Set problem:
In the data, extract each line that holds the string "location".

Data extract:

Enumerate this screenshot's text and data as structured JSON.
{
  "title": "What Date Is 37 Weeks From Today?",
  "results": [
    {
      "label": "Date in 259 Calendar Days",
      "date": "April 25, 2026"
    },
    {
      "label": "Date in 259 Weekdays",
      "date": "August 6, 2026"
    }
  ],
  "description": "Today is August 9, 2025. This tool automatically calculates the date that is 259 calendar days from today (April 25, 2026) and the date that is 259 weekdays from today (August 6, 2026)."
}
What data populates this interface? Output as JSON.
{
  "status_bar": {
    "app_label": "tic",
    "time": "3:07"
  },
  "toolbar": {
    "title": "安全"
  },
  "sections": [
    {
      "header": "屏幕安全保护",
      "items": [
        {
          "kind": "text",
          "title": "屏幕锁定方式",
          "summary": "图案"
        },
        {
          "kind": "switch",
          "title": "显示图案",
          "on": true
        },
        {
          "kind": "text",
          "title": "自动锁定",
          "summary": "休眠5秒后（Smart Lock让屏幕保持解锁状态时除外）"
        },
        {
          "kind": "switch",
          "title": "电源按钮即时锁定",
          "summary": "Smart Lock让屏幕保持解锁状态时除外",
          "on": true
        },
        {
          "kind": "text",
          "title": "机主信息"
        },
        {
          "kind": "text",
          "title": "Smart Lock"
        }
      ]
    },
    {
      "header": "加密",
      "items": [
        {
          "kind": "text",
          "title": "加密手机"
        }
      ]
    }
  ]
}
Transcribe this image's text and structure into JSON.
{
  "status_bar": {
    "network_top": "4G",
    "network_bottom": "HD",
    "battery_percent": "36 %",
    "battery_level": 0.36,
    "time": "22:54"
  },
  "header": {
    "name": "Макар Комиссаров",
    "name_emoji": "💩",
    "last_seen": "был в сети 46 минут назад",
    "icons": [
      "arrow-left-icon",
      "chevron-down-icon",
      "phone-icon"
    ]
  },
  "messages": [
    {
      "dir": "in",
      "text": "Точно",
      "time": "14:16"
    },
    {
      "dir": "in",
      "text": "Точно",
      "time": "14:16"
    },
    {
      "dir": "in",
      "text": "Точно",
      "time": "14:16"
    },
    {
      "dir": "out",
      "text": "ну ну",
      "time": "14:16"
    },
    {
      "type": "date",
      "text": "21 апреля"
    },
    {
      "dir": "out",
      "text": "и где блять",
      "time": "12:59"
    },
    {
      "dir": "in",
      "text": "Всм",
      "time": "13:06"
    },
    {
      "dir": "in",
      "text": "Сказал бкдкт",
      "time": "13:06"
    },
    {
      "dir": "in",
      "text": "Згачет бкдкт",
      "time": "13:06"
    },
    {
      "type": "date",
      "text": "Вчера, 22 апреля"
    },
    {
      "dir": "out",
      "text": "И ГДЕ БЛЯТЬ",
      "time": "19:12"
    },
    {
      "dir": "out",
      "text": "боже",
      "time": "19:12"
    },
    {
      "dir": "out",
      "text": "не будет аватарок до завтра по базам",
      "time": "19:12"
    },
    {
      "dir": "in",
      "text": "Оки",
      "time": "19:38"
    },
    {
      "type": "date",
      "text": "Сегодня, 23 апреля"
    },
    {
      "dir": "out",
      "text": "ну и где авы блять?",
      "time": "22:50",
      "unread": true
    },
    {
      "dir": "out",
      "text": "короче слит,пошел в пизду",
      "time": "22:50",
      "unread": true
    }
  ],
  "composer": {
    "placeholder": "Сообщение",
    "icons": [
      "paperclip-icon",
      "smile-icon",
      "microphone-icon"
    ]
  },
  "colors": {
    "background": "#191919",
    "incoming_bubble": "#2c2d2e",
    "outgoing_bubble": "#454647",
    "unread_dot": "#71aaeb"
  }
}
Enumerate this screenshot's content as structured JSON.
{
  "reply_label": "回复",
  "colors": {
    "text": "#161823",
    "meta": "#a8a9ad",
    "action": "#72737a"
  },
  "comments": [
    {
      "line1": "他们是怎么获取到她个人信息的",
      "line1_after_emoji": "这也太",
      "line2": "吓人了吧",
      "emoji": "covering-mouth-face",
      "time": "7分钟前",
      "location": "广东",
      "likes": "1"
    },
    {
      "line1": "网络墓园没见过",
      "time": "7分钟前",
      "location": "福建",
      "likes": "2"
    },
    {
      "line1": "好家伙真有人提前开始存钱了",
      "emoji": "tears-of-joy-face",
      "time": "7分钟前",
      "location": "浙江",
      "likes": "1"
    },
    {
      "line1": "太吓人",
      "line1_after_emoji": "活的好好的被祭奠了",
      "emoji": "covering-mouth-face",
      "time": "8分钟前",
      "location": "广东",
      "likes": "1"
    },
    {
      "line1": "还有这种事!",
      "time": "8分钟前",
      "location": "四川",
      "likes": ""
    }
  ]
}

Answer to the problem:
      "location": "广东",
      "location": "福建",
      "location": "浙江",
      "location": "广东",
      "location": "四川",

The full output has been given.